- THE TASK: Format the listing below, from its first line through the line holding "y-tick-label: 1.5 bbox=[481, 1044, 493, 1054]" (both included), as a JSON list of strings, one string per line, leaving out any blank lines.

--- start of SUPPLIED INFORMATION ---

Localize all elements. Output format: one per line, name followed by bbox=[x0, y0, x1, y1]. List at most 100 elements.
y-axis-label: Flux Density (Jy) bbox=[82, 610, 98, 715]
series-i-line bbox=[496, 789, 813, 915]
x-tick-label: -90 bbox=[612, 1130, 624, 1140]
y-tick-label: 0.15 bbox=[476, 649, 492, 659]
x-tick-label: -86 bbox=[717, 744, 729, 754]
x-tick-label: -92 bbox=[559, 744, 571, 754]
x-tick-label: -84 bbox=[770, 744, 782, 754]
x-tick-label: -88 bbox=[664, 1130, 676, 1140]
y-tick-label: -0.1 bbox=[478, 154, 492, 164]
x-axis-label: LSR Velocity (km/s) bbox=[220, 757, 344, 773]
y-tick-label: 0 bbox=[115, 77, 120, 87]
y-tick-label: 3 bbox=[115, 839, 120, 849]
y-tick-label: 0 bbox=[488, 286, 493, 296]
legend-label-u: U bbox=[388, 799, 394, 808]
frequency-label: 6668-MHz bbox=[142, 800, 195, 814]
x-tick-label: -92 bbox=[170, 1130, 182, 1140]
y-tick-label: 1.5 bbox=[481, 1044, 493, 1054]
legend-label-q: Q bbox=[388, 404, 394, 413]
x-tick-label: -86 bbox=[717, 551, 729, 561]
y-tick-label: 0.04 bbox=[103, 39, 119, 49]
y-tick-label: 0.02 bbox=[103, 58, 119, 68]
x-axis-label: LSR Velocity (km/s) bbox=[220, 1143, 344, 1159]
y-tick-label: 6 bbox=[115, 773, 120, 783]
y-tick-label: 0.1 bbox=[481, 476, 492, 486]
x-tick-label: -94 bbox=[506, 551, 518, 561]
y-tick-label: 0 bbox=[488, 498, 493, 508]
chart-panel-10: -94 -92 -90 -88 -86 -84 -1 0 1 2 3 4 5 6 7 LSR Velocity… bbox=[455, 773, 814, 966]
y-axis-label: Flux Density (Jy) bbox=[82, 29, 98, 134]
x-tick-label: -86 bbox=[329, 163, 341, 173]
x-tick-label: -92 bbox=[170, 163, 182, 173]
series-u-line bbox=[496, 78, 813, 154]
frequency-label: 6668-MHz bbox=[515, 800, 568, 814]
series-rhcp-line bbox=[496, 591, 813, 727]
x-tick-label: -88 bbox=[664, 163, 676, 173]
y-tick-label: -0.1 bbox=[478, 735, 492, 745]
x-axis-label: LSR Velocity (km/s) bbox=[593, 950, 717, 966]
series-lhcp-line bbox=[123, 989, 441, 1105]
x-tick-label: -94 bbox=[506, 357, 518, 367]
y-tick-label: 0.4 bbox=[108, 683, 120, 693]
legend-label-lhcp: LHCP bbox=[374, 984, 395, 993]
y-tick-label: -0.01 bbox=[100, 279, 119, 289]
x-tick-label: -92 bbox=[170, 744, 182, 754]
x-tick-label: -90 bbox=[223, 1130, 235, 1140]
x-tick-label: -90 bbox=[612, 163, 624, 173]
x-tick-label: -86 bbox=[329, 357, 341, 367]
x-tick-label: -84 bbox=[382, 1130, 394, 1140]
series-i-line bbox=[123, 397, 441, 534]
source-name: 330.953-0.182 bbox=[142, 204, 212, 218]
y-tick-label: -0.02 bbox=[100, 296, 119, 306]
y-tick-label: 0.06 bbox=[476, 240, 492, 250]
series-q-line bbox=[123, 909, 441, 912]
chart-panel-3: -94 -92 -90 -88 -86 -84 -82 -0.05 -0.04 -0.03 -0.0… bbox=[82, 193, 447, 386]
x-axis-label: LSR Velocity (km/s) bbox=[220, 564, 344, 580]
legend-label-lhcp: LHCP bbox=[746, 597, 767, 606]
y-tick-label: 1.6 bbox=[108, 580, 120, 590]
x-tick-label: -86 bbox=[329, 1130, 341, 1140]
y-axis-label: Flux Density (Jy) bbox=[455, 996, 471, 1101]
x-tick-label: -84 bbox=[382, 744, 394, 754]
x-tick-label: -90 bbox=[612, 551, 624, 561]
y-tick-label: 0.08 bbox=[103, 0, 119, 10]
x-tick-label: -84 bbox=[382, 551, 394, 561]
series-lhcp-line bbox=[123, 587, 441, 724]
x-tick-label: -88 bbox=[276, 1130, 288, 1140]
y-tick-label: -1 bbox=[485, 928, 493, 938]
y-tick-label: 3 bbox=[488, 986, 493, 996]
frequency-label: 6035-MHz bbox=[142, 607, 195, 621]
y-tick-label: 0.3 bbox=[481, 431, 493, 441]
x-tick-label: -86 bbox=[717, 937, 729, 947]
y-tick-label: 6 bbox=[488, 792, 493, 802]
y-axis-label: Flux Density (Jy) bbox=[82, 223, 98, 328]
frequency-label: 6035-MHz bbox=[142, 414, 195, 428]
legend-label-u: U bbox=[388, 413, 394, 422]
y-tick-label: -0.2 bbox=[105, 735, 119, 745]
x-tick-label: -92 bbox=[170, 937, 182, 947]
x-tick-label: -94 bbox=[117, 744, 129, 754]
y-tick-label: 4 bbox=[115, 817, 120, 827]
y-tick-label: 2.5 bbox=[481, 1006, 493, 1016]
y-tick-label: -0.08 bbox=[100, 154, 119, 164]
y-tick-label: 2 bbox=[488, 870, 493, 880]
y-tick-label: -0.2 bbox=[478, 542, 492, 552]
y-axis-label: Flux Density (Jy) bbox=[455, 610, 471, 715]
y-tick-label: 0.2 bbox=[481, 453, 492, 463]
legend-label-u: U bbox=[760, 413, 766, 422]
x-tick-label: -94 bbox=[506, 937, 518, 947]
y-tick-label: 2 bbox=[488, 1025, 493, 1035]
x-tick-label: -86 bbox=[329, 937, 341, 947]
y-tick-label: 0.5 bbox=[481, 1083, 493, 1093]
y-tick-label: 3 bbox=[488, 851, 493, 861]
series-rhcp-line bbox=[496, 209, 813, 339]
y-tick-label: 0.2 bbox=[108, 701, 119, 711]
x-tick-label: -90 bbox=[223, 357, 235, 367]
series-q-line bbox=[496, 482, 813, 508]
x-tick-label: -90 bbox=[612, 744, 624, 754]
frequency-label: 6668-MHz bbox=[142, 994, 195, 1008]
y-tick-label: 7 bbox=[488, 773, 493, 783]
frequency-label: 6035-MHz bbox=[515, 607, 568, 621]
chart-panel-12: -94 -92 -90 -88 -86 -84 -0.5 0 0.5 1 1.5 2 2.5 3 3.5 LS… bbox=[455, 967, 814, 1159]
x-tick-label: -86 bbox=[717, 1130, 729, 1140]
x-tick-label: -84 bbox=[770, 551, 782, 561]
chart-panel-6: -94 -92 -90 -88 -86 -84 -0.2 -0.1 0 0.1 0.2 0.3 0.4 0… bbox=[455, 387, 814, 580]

--- end of SUPPLIED INFORMATION ---

- ANSWER TO THE PROBLEM:
[
  "Localize all elements. Output format: one per line, name followed by bbox=[x0, y0, x1, y1]. List at most 100 elements.",
  "y-axis-label: Flux Density (Jy) bbox=[82, 610, 98, 715]",
  "series-i-line bbox=[496, 789, 813, 915]",
  "x-tick-label: -90 bbox=[612, 1130, 624, 1140]",
  "y-tick-label: 0.15 bbox=[476, 649, 492, 659]",
  "x-tick-label: -86 bbox=[717, 744, 729, 754]",
  "x-tick-label: -92 bbox=[559, 744, 571, 754]",
  "x-tick-label: -84 bbox=[770, 744, 782, 754]",
  "x-tick-label: -88 bbox=[664, 1130, 676, 1140]",
  "y-tick-label: -0.1 bbox=[478, 154, 492, 164]",
  "x-axis-label: LSR Velocity (km/s) bbox=[220, 757, 344, 773]",
  "y-tick-label: 0 bbox=[115, 77, 120, 87]",
  "y-tick-label: 3 bbox=[115, 839, 120, 849]",
  "y-tick-label: 0 bbox=[488, 286, 493, 296]",
  "legend-label-u: U bbox=[388, 799, 394, 808]",
  "frequency-label: 6668-MHz bbox=[142, 800, 195, 814]",
  "x-tick-label: -92 bbox=[170, 1130, 182, 1140]",
  "y-tick-label: 1.5 bbox=[481, 1044, 493, 1054]"
]